§ **Text shown**:
════════

RE: [Ipoverib] Please read - proposed WG termination

"H.K. Jerry Chu" <Jerry.Chu@eng.sun.com> Thu, 01 September 2005 18:19 UTC

Received: from localhost.localdomain ([127.0.0.1] helo=megatron.ietf.org) by megatron.ietf.org with esmtp (Exim 4.32) id 1EAteX-0000Ec-Nc; Thu, 01 Sep 2005 14:19:09 -0400
Received: from odin.ietf.org ([132.151.1.176] helo=ietf.org) by megatron.ietf.org with esmtp (Exim 4.32) id 1EAteT-0000ER-KX; Thu, 01 Sep 2005 14:19:08 -0400
Received: from ietf-mx.ietf.org (ietf-mx [132.151.6.1]) by ietf.org (8.9.1a/8.9.1a) with ESMTP id OAA18442; Thu, 1 Sep 2005 14:19:02 -0400 (EDT)
Received: from brmea-mail-4.sun.com ([192.18.98.36]) by ietf-mx.ietf.org with esmtp (Exim 4.43) id 1EAtgR-0007K7-HH; Thu, 01 Sep 2005 14:21:10 -0400
Received: from jurassic.eng.sun.com ([129.146.17.57]) by brmea-mail-4.sun.com (8.12.10/8.12.9) with ESMTP id j81IITTW007786; Thu, 1 Sep 2005 12:18:29 -0600 (MDT)
Received: from sweethome (punchin-hkchu.SFBay.Sun.COM [192.9.61.13]) by jurassic.eng.sun.com (8.13.5.Beta0+Sun/8.13.5.Beta0) with SMTP id j81IIPJV251312; Thu, 1 Sep 2005 11:18:28 -0700 (PDT)
Message-Id: <200509011818.j81IIPJV251312@jurassic.eng.sun.com>
Date: Thu, 01 Sep 2005 11:19:23 -0700
From: "H.K. Jerry Chu" <Jerry.Chu@eng.sun.com>
Subject: RE: [Ipoverib] Please read - proposed WG termination
To: wombat2@us.ibm.com, gdror@mellanox.co.il, krause@cup.hp.com
MIME-Version: 1.0
Content-Type: TEXT/plain; charset="us-ascii"
Content-MD5: PZixTRKD39S6gG5FvHC76g==
X-Mailer: dtmail 1.3.0 @(#)CDE Version 1.6 SunOS 5.10 sun4u sparc
X-Spam-Score: 0.0 (/)
X-Scan-Signature: d890c9ddd0b0a61e8c597ad30c1c2176
Cc: margaret@thingmagic.com, kashyapv@us.ibm.com, Bill_Strahm@McAfee.com, ipoverib-bounces@ietf.org, ipoverib@ietf.org
X-BeenThere: ipoverib@ietf.org
X-Mailman-Version: 2.1.5
Precedence: list
Reply-To: "H.K. Jerry Chu" <Jerry.Chu@eng.sun.com>
List-Id: IP over InfiniBand WG Discussion List <ipoverib.ietf.org>
List-Unsubscribe: <https://www1.ietf.org/mailman/listinfo/ipoverib>, <mailto:ipoverib-request@ietf.org?subject=unsubscribe>
List-Post: <mailto:ipoverib@ietf.org>
List-Help: <mailto:ipoverib-request@ietf.org?subject=help>
List-Subscribe: <https://www1.ietf.org/mailman/listinfo/ipoverib>, <mailto:ipoverib-request@ietf.org?subject=subscribe>
Sender: ipoverib-bounces@ietf.org
Errors-To: ipoverib-bounces@ietf.org

[co-chair hat off]

...
<snip>

>These performance problems are primarily implementation-specific and have 
>little to do with IB technology itself.  In addition, nearly all IB 
>solutions use a 2KB not the smallest MTU to transfer data - no different 
>than Ethernet.

════════

§ **Entries supplied**:

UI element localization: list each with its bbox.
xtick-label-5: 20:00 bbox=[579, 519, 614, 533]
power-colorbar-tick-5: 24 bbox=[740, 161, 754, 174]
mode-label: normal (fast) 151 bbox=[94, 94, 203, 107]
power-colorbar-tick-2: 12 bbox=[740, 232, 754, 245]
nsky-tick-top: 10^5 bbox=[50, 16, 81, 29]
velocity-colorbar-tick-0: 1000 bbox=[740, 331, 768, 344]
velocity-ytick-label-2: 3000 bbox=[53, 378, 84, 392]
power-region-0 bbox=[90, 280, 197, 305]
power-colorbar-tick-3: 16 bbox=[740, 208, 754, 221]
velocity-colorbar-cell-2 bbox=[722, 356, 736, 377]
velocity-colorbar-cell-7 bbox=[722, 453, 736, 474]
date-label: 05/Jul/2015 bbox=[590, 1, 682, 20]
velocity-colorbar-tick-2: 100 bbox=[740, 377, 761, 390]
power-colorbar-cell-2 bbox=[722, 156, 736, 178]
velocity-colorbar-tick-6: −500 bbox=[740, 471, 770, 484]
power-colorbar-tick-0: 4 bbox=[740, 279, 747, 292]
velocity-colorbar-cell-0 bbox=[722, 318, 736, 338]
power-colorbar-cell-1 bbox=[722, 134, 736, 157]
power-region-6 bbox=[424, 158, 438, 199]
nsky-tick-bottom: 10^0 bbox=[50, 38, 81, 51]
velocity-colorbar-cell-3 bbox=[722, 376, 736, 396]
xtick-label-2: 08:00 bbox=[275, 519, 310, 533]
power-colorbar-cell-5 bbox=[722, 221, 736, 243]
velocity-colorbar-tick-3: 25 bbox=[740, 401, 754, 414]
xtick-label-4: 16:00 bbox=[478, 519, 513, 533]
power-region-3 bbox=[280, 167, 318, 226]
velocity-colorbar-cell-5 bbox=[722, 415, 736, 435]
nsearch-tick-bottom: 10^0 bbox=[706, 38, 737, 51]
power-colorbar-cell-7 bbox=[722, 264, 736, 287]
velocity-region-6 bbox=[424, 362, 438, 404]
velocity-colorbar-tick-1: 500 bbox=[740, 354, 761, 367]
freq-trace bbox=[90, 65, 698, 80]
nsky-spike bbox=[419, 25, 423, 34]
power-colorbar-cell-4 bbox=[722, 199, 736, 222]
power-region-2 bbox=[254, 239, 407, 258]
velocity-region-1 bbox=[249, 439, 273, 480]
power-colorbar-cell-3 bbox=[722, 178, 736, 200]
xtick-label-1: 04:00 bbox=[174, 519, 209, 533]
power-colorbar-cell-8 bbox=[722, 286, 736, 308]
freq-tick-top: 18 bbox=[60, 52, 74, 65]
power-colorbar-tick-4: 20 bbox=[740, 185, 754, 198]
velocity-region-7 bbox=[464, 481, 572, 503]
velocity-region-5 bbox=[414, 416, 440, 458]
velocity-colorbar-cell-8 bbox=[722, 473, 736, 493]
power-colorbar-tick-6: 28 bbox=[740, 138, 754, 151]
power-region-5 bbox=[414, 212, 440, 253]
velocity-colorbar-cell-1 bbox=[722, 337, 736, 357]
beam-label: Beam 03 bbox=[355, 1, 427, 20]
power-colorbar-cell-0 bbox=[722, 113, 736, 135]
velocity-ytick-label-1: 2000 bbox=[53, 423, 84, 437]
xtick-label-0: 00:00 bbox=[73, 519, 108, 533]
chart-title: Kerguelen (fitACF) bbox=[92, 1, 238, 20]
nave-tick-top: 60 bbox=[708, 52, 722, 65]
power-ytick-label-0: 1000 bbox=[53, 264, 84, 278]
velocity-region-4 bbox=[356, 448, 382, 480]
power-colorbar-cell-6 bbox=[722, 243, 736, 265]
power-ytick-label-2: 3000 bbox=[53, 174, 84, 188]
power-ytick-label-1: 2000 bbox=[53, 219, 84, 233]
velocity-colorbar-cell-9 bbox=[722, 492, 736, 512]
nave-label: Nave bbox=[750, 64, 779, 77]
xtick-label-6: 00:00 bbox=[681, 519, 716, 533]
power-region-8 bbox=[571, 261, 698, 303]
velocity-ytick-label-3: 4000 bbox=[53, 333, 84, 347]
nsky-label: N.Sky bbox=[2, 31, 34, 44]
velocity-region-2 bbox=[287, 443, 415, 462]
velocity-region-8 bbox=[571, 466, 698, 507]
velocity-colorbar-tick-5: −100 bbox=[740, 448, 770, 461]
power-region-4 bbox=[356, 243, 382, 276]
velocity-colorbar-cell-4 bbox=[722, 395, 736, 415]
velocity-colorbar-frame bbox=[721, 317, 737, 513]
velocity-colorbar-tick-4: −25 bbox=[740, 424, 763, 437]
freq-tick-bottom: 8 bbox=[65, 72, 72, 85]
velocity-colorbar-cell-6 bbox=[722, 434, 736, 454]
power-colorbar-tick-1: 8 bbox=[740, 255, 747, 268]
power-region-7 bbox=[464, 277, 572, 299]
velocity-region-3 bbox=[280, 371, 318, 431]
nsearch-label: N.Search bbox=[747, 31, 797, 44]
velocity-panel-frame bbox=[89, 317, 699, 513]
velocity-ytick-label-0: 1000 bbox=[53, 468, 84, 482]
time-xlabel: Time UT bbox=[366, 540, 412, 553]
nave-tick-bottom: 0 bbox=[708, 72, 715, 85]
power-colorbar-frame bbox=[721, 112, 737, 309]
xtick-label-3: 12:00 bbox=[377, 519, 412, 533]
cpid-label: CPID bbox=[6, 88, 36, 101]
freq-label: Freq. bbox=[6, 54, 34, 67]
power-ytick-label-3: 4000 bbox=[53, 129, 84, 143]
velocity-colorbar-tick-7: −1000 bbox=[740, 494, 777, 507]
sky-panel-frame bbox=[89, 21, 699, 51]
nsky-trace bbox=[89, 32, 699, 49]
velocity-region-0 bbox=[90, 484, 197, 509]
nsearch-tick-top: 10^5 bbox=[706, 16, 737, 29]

════════

§ **Things to do**:
a) List every email address in the Cc line of the mailing-list message.
b) According to the quoted passage in the mailing-list message, what MTU size do nearly all IB solutions use to transfer data?
c) Proceed with the mailing-list message on the proposed WG termination, starting right after its last line.

§ **In response**:
a) margaret@thingmagic.com, kashyapv@us.ibm.com, Bill_Strahm@McAfee.com, ipoverib-bounces@ietf.org, ipoverib@ietf.org

b) A 2KB MTU.

c)
Ethernet is adopting jumboframe to get more firing power. Where is IB's
equivalent of jumboframe?

>As I and others have raised over the years, the enablement 
>of IP over IB to perform well is a local HCA issue not a standards 
>issue.  Addition of checksum off-load support to the HCA is rather trivial 
>and does not require standardization (this is what is done for Ethernet 
>today and is non-standard).  Addition of large send off-load support is a 
>local HCA issue not a standards issue and effectively provides the same 
>benefit as connected mode.

Yes LSO (or TSO as some call it) is relatively easy. But LRO (large receive
offload) is a heck more difficult. IB connected transports already have all
silicons to do it. Why not just use it?

>The use of multiple QP to spread work across 
>CPU for both send / receive ala the multi-queue support I've worked with 
>various Ethernet IHV to get in place is again a local HCA issue (does not 
>have to be visible as part of the layer 2 address resolution).  One can 
>construct a very nice performing IP over IB solution but there hasn't been 
>much public progress to implement these de facto capabilities found in 
>Ethernet solutions on IB.  Getting these into a HCA implementation is a 
>heck of a lot easier and faster to do than to develop a standard and 
>getting all of the OS changes made (the HCA implementation issues can all 
>be done underneath the IP stack just like with Ethernet so no real OS impacts).

I don't understand the large MTU issue to the OS (requiring continguous physical
addresses). Aren't all decent hardware capable of scatter/gather these days?

What's more hairy to the OS stack is the per-destination MTU and different
MTU for multicast than for unicast inherited in IPoIB CM.

Jerry

>
>
>>For commercial clusters, if IB is used for storage, then you save a network
>>by having fast IP performance and can use the IB network for both. Why use
>>IB and another network for the commercial cluster, when the other network
>>supports similar bandwidth for storage and IP.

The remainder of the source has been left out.